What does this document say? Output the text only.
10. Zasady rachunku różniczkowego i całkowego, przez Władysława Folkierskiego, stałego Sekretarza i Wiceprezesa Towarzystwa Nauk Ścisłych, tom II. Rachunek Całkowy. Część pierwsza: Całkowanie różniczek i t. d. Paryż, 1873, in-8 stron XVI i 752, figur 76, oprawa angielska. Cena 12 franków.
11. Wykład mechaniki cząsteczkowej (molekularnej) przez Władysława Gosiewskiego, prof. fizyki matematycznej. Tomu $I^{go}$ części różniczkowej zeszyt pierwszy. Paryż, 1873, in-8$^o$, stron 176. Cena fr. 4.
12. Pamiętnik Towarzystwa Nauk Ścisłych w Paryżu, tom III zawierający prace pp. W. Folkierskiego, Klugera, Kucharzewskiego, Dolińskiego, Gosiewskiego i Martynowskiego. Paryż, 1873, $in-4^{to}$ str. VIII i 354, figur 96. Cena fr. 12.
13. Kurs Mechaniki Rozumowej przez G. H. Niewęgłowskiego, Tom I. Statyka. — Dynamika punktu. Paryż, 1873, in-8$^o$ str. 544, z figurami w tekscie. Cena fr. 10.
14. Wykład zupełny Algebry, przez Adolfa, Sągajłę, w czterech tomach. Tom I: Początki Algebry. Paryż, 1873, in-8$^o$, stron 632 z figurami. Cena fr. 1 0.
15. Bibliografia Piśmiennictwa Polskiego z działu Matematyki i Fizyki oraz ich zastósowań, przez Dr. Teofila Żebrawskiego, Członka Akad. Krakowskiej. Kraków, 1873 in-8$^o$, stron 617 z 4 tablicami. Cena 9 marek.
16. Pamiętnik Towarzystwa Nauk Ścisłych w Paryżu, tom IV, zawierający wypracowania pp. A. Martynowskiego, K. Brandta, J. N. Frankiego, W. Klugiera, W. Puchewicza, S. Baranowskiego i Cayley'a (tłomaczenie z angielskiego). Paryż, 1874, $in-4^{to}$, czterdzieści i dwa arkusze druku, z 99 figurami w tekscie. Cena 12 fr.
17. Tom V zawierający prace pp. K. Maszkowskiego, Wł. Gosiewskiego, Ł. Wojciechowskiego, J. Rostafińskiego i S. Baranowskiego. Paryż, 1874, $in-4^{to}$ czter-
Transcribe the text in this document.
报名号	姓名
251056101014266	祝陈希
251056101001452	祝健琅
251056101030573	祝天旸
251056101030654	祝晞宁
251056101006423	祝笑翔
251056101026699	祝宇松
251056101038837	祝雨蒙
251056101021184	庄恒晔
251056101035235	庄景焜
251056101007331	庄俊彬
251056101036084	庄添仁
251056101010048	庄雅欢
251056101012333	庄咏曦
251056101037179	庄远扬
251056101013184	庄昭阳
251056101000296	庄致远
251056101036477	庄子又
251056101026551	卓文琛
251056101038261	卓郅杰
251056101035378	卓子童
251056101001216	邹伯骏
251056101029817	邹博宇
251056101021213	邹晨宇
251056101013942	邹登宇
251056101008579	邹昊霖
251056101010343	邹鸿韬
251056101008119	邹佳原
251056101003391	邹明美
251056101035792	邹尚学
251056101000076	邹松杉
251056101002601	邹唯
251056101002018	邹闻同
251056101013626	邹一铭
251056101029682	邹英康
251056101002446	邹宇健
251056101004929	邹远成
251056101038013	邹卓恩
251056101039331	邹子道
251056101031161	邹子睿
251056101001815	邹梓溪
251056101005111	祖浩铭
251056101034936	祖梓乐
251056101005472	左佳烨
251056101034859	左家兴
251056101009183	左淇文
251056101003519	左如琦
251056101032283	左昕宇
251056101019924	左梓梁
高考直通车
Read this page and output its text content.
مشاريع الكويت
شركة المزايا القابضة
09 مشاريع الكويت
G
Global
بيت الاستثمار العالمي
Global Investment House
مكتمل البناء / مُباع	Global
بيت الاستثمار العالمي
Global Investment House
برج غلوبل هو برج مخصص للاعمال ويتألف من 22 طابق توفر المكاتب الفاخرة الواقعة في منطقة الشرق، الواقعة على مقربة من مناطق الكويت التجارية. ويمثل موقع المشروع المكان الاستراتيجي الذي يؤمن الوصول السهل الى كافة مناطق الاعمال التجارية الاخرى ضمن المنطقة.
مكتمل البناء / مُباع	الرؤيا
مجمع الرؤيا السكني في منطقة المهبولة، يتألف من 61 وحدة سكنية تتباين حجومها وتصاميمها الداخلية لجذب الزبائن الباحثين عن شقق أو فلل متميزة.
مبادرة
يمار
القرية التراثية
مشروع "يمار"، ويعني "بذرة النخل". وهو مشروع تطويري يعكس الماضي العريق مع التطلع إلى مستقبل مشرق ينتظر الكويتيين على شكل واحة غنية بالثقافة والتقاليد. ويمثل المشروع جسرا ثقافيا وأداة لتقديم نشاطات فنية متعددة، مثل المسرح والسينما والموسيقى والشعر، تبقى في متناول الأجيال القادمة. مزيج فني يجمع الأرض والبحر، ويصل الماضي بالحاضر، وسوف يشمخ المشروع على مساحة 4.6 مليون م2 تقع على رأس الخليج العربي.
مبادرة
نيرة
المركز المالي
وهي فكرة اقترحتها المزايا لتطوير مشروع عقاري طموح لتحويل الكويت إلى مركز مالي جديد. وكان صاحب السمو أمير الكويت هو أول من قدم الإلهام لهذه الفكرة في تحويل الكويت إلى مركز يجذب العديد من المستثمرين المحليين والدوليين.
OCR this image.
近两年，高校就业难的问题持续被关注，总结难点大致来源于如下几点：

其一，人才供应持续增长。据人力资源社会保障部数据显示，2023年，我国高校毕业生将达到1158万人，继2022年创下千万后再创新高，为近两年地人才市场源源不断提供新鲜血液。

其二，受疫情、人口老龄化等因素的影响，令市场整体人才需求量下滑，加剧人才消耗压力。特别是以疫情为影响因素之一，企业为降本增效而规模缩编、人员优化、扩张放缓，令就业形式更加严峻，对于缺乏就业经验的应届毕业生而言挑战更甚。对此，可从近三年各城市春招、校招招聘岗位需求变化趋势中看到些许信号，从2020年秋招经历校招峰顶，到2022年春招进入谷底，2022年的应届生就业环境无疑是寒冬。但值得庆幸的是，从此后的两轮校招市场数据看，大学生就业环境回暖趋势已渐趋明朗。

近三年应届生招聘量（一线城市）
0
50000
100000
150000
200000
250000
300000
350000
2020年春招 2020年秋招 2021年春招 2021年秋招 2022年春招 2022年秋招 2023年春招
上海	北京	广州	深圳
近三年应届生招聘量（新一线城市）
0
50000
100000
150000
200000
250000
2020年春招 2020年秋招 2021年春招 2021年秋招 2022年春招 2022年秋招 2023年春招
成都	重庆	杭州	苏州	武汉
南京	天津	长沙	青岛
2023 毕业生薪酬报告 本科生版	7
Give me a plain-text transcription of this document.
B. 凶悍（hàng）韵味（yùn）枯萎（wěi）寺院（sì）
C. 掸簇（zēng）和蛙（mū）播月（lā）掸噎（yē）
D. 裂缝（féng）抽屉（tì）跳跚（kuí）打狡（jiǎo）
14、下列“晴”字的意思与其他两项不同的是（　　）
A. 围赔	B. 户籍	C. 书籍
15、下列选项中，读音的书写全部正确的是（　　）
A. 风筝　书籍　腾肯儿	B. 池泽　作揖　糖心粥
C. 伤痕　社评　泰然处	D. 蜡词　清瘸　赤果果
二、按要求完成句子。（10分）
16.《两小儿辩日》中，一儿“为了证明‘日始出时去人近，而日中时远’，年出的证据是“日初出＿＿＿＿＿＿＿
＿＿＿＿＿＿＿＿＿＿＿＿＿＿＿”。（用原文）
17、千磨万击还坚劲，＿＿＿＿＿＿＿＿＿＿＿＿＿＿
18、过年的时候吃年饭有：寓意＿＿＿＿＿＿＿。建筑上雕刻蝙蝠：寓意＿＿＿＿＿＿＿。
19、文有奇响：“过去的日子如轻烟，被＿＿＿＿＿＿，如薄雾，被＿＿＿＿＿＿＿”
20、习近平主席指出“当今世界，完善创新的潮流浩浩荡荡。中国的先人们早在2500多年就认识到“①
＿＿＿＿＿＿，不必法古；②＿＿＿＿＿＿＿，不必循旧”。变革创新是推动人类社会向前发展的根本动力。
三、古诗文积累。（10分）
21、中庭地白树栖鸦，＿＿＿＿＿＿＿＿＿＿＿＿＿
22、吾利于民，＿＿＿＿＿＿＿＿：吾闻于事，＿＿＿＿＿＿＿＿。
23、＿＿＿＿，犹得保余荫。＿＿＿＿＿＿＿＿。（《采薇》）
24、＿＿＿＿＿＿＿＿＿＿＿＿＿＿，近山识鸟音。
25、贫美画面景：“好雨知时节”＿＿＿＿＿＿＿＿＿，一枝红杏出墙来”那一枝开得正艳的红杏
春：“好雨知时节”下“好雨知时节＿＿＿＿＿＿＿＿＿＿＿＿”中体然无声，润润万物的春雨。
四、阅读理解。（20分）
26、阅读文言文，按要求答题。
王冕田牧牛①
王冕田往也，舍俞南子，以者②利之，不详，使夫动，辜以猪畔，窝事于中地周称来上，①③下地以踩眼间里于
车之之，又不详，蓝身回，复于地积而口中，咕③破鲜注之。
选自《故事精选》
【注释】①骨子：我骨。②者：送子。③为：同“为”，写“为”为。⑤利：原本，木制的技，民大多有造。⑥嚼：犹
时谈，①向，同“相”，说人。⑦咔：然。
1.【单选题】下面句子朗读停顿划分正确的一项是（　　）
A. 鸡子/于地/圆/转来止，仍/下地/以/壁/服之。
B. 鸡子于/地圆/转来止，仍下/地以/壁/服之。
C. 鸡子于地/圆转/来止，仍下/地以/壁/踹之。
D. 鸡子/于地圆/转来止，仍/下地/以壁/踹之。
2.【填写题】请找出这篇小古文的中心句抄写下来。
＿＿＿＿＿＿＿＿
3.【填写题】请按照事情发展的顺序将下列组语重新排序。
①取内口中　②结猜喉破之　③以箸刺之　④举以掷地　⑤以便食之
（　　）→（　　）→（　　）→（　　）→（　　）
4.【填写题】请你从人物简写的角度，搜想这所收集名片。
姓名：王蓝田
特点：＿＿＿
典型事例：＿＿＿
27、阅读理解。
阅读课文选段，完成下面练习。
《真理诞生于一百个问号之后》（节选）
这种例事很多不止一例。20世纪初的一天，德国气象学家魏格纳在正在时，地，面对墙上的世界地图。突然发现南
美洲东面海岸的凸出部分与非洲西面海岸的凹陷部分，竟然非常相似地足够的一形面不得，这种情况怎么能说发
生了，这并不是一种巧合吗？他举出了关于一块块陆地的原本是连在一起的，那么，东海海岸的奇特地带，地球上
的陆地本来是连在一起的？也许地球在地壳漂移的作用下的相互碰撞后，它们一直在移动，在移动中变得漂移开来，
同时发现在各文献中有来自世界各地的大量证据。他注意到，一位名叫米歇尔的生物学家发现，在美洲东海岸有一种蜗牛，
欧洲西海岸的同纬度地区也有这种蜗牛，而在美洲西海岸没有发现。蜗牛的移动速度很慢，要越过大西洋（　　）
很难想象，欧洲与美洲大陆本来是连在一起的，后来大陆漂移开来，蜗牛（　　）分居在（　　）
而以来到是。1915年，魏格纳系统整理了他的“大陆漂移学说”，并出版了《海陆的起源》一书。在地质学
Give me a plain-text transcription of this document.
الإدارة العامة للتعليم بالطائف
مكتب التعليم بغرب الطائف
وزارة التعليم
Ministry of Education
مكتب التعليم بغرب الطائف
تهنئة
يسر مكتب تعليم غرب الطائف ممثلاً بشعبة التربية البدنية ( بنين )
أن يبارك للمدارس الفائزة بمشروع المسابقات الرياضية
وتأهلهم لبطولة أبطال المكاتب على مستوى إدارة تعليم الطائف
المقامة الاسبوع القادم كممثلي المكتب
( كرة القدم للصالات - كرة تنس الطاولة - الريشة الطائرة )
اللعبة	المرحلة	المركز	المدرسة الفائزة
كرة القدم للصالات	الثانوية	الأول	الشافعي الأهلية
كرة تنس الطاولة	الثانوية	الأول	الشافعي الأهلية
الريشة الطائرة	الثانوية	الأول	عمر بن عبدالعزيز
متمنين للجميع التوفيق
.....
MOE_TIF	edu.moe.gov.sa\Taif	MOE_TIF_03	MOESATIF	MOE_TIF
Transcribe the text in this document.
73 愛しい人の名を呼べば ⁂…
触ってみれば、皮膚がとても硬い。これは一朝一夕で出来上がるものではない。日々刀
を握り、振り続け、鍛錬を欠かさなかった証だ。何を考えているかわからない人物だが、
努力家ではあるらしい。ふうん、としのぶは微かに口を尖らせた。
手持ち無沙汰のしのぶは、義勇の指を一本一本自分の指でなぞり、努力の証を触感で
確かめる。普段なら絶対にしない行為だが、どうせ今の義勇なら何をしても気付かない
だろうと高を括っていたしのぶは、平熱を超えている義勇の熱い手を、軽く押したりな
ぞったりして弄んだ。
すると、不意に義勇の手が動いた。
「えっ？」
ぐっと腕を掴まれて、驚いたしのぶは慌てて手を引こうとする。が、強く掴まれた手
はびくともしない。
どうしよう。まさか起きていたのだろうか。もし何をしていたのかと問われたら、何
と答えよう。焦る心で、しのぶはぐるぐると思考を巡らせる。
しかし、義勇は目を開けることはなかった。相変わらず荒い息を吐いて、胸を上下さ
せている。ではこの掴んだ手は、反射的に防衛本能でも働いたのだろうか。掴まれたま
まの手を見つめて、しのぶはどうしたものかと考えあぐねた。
****
- _Written exercise_: From the data above, copy out every line with the string "المزايا" in it.

- _Exercise answer_:
شركة المزايا القابضة
وهي فكرة اقترحتها المزايا لتطوير مشروع عقاري طموح لتحويل الكويت إلى مركز مالي جديد. وكان صاحب السمو أمير الكويت هو أول من قدم الإلهام لهذه الفكرة في تحويل الكويت إلى مركز يجذب العديد من المستثمرين المحليين والدوليين.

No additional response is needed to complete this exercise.